**JOB:** Wherever a line holds the string "fruit", copy that line.

**PROVIDED DATA:**

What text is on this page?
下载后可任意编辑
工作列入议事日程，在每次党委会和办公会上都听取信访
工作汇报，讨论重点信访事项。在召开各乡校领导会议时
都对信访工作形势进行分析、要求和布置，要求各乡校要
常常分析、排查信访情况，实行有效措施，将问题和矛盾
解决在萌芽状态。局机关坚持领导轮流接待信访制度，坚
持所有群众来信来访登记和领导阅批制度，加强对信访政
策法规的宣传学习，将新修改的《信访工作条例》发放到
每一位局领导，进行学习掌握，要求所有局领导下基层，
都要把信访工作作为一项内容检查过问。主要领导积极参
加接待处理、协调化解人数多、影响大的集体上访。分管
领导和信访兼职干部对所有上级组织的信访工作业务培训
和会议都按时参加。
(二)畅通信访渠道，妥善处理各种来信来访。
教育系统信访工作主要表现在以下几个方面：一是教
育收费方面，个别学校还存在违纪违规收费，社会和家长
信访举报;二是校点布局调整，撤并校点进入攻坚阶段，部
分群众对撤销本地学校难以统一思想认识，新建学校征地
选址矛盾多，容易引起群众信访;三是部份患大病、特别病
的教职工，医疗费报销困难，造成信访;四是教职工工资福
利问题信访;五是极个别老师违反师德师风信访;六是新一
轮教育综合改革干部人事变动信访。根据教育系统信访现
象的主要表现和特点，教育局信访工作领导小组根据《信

...

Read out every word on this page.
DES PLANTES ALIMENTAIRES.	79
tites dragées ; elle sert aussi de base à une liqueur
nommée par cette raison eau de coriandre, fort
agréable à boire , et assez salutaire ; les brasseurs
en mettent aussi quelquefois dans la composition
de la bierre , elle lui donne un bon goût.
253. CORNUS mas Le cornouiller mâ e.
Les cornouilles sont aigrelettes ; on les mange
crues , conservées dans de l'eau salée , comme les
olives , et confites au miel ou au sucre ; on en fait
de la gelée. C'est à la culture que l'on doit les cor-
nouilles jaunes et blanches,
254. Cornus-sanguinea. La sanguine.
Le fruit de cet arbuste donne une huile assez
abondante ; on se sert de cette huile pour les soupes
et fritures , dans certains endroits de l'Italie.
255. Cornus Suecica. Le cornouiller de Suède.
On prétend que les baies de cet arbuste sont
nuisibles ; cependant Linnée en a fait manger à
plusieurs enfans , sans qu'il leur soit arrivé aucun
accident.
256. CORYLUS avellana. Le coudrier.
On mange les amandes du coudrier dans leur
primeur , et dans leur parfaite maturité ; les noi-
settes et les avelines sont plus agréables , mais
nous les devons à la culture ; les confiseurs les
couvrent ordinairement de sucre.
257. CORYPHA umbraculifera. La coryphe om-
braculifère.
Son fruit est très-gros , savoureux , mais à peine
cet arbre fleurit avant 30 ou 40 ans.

**RESPONSE TO THE EXERCISE:**
Le fruit de cet arbuste donne une huile assez
Son fruit est très-gros , savoureux , mais à peine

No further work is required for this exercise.